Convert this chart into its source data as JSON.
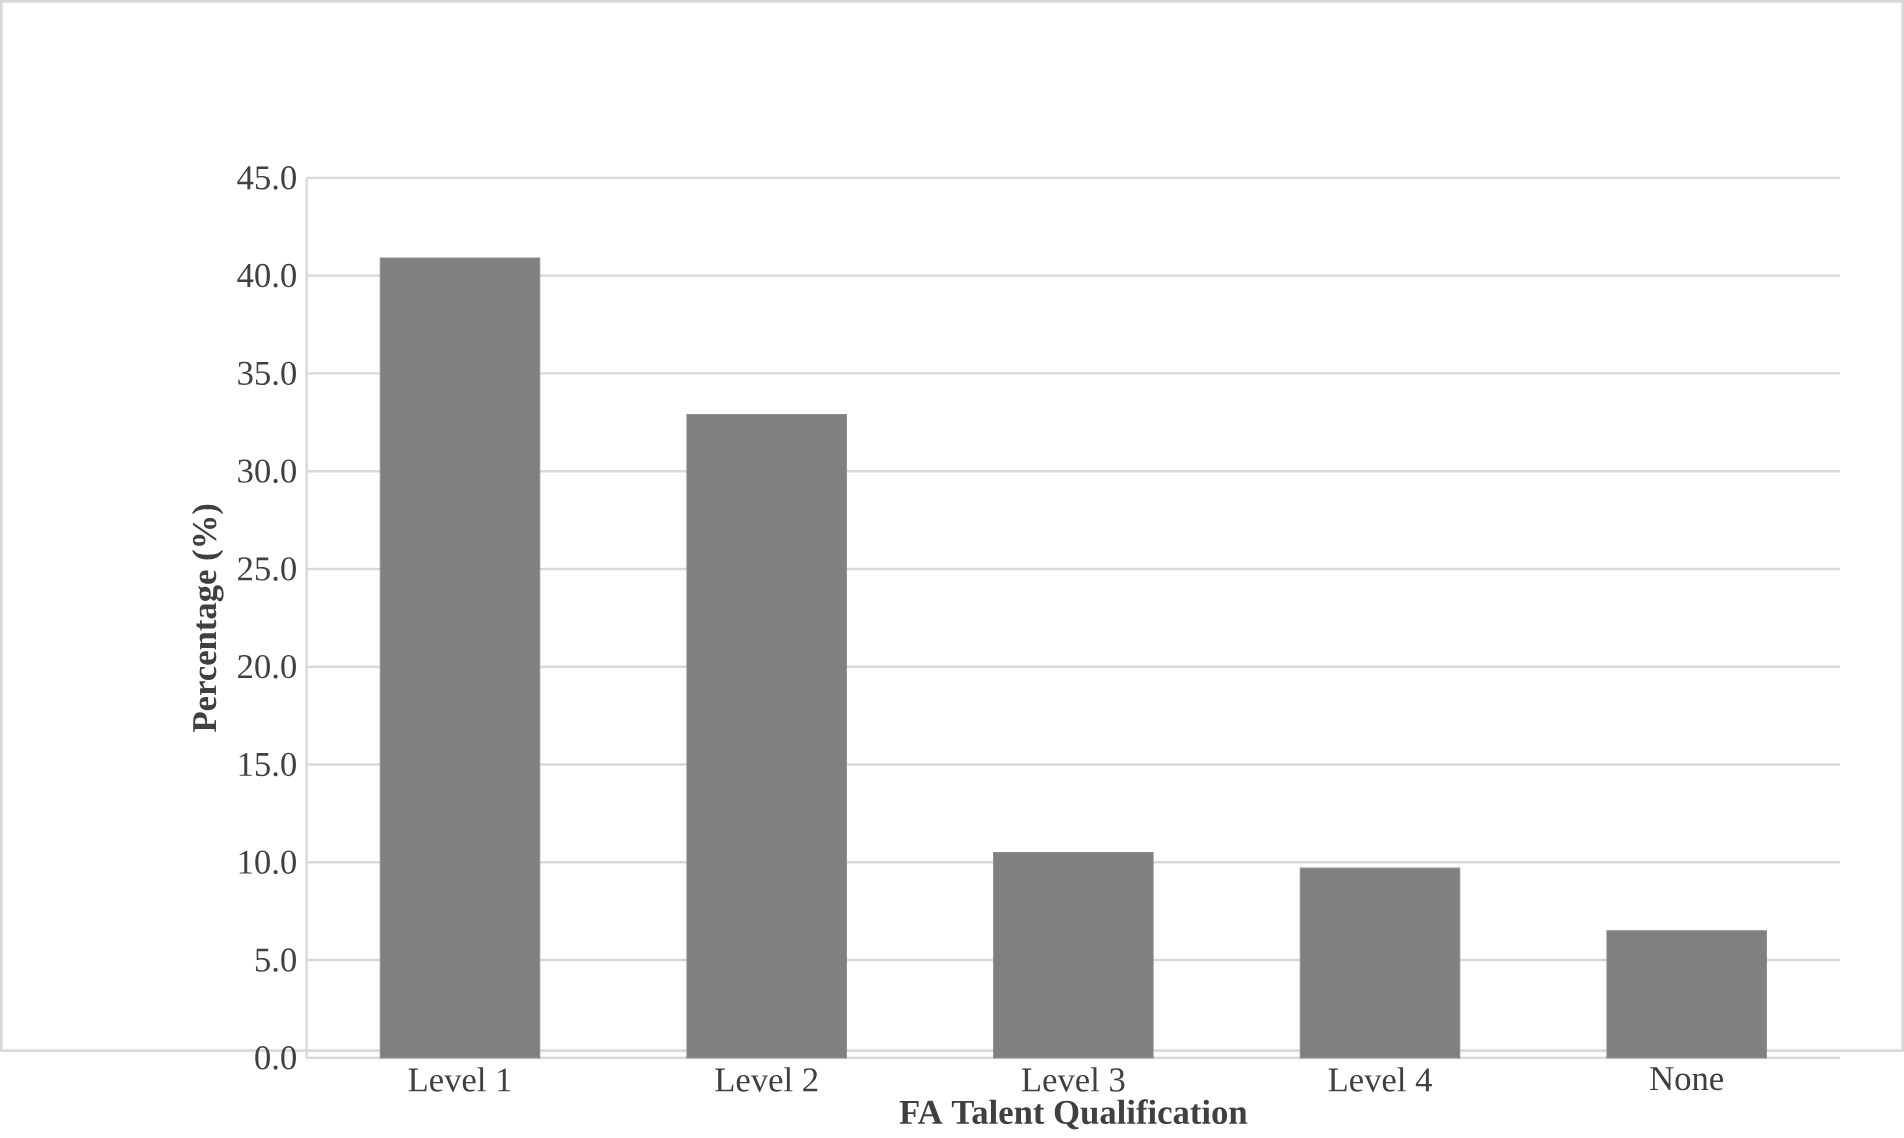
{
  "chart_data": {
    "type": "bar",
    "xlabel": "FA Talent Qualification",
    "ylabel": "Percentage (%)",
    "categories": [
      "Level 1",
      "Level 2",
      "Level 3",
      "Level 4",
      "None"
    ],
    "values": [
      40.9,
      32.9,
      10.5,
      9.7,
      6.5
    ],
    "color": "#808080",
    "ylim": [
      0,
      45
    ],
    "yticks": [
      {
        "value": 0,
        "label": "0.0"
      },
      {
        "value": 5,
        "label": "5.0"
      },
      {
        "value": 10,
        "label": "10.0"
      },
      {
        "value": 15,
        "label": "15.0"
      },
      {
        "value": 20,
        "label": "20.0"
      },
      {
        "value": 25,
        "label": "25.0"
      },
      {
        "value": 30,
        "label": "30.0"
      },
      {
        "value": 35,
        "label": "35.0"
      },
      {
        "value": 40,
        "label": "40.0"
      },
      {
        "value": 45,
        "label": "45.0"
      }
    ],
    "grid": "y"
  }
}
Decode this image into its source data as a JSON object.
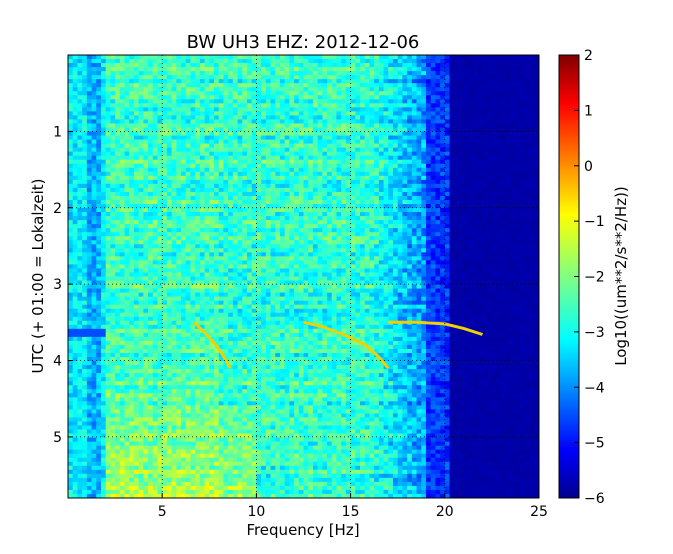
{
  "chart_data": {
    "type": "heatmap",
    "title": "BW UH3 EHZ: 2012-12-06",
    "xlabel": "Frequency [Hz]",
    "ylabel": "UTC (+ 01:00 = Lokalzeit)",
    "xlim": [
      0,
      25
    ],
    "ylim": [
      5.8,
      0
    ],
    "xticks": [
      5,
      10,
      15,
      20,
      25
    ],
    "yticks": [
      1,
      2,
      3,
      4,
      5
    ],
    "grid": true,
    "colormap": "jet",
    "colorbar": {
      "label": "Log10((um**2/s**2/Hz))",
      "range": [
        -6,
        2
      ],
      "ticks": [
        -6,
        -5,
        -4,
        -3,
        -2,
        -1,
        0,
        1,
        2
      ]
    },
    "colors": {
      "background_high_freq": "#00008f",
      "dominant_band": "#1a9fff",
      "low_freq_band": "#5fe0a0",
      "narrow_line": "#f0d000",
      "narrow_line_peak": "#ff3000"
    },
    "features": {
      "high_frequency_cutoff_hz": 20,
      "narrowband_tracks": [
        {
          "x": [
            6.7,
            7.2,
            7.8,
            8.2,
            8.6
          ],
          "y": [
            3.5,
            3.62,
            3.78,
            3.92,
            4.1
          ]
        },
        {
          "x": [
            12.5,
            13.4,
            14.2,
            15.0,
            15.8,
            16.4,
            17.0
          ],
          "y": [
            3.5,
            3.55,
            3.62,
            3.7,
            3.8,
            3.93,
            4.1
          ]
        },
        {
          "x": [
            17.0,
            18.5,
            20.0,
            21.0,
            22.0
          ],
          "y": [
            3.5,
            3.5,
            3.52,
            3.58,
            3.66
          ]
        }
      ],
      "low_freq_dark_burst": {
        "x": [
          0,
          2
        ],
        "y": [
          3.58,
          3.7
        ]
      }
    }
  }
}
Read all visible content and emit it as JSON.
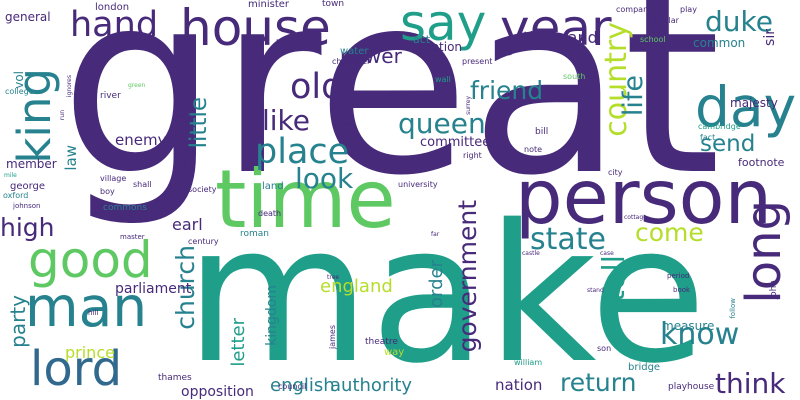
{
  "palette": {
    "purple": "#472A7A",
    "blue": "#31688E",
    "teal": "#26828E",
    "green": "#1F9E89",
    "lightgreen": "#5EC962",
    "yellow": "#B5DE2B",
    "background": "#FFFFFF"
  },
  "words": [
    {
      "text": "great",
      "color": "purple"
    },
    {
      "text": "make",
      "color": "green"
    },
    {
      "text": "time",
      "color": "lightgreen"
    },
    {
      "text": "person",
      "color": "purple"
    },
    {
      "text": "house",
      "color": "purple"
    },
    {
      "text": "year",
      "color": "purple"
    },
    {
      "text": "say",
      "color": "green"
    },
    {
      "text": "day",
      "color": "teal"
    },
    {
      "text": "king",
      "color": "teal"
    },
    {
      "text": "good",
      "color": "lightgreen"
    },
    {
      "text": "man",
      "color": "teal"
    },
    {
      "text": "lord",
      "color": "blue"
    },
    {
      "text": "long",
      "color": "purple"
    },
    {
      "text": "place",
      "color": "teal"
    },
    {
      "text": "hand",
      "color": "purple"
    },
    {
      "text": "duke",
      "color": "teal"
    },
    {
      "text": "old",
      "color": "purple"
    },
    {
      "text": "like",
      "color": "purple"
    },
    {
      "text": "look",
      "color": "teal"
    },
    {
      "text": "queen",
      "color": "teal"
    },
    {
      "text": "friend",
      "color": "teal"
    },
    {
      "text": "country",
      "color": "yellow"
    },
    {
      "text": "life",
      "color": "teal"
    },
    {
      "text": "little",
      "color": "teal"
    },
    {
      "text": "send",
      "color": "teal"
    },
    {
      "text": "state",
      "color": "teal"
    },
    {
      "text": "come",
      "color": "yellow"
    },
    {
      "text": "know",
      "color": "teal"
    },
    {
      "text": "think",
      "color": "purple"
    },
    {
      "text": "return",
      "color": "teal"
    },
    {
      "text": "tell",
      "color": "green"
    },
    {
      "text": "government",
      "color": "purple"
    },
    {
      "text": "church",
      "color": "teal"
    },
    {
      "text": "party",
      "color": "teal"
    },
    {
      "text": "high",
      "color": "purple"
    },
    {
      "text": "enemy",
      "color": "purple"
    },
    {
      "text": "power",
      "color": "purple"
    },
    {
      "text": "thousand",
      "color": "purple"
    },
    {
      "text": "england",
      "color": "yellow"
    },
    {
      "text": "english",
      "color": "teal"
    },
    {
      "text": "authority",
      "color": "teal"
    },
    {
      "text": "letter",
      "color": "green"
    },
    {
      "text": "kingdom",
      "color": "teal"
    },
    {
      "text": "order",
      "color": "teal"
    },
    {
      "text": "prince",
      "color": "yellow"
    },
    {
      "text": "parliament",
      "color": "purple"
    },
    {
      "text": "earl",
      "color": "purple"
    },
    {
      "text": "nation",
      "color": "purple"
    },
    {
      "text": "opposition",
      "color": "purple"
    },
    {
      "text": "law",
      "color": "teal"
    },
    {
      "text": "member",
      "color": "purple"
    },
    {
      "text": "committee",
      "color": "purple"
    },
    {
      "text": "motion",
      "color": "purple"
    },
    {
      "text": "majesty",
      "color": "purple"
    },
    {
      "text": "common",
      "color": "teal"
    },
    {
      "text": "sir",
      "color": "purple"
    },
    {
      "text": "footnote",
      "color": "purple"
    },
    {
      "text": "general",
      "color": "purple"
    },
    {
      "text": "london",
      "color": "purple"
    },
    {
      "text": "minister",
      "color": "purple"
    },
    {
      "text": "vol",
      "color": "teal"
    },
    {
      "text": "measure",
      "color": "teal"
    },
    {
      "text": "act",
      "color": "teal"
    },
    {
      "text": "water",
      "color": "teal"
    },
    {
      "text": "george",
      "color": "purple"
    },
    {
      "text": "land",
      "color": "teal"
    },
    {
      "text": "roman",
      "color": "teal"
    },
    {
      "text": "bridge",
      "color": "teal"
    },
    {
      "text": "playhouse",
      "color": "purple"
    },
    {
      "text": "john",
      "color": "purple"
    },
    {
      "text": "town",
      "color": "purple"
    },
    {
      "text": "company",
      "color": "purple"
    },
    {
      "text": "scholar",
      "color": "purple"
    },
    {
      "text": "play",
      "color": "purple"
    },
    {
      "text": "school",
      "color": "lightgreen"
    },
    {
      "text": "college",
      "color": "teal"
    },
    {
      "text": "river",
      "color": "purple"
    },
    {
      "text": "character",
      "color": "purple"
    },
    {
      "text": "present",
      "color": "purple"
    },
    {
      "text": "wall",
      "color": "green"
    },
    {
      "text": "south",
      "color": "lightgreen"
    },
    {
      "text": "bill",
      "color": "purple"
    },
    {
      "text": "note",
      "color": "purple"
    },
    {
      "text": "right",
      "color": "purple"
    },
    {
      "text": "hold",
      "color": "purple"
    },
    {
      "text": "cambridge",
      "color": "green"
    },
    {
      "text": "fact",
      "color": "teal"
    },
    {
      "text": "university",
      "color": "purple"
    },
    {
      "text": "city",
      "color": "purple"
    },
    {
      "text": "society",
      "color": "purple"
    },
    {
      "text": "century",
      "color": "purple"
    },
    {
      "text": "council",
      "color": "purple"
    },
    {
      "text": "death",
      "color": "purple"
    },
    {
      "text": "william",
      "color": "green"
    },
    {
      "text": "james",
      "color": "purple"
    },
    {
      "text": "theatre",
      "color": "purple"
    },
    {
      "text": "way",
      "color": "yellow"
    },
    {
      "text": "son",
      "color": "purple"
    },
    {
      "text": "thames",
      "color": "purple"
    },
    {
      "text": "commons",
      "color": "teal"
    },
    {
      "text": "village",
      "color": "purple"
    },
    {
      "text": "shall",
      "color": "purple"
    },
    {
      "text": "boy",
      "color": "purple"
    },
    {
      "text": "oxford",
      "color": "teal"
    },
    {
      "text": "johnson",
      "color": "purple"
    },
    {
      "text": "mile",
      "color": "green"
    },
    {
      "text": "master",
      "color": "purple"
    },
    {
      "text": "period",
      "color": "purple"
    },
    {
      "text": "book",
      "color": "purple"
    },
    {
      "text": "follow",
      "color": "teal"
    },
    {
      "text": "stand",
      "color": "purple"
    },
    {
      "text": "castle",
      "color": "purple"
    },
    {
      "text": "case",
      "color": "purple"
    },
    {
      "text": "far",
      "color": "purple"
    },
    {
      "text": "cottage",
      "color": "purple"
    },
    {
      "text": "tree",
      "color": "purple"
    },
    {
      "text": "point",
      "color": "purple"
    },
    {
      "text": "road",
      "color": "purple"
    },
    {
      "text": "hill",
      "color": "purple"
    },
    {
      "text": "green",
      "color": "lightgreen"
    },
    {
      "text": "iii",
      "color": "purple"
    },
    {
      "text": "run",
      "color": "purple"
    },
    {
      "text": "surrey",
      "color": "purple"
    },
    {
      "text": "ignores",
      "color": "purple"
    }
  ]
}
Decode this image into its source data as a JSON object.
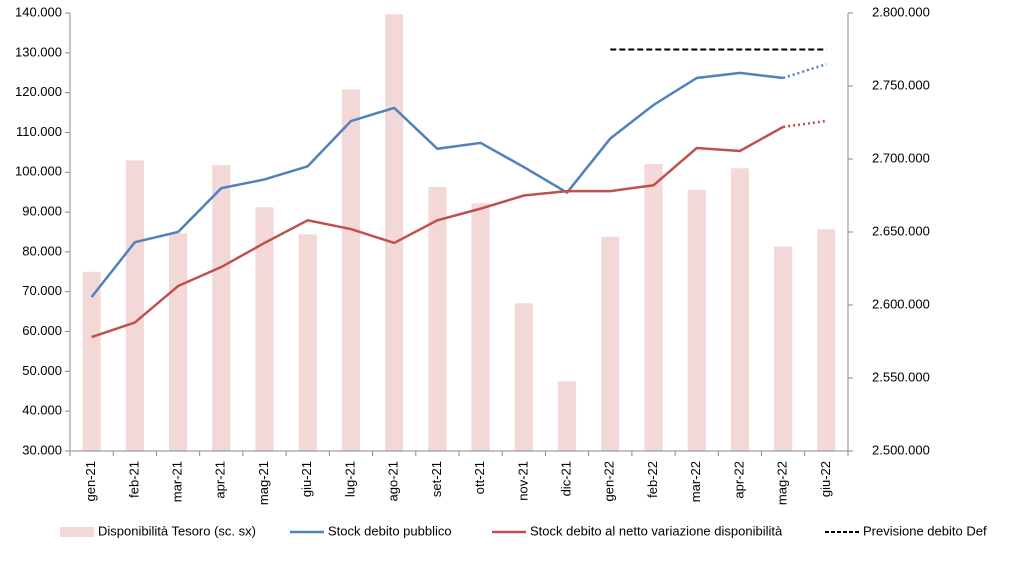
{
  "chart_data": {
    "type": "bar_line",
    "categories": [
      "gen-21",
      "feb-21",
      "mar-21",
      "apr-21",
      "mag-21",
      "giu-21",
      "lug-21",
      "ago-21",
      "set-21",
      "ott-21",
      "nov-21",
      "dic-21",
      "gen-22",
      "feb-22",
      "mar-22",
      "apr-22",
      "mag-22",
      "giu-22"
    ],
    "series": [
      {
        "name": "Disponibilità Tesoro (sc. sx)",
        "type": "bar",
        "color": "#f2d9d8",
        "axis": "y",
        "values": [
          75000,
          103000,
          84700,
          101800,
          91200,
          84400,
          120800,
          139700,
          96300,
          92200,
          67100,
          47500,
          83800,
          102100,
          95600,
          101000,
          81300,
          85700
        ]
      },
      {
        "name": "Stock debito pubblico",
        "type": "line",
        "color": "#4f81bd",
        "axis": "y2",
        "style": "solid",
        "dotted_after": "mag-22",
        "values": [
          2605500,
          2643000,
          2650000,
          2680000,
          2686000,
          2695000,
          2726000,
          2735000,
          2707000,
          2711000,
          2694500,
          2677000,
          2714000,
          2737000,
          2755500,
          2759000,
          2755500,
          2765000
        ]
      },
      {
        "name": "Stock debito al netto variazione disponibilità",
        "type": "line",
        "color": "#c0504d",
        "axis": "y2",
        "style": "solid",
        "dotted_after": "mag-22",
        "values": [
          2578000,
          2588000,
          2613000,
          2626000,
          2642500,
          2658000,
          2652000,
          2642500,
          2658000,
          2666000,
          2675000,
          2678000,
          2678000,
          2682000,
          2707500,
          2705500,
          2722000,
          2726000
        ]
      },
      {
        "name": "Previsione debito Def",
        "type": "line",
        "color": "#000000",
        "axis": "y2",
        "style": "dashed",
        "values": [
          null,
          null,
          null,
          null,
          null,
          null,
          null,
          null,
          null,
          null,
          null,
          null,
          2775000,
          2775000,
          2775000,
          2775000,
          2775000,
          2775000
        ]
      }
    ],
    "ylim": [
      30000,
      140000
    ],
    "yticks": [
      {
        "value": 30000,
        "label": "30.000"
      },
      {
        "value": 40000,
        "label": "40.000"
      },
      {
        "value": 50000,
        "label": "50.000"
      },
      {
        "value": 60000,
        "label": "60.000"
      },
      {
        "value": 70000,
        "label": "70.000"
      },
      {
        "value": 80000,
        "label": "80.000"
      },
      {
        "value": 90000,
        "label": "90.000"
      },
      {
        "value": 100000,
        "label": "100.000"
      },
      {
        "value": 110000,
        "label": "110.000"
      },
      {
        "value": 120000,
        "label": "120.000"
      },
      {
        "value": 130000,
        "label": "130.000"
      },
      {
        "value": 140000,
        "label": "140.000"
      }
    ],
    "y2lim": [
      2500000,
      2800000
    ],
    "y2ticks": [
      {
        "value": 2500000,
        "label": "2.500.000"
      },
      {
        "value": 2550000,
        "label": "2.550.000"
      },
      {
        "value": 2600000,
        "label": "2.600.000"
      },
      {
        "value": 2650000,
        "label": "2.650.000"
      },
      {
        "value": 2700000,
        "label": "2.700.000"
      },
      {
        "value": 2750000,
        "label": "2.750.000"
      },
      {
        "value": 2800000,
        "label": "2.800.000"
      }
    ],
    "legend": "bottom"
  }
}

+ + + + + + +

# Directions for this task
Using the data above, copy each line that contains "debito".

# Full output
        "name": "Stock debito pubblico",
        "name": "Stock debito al netto variazione disponibilità",
        "name": "Previsione debito Def",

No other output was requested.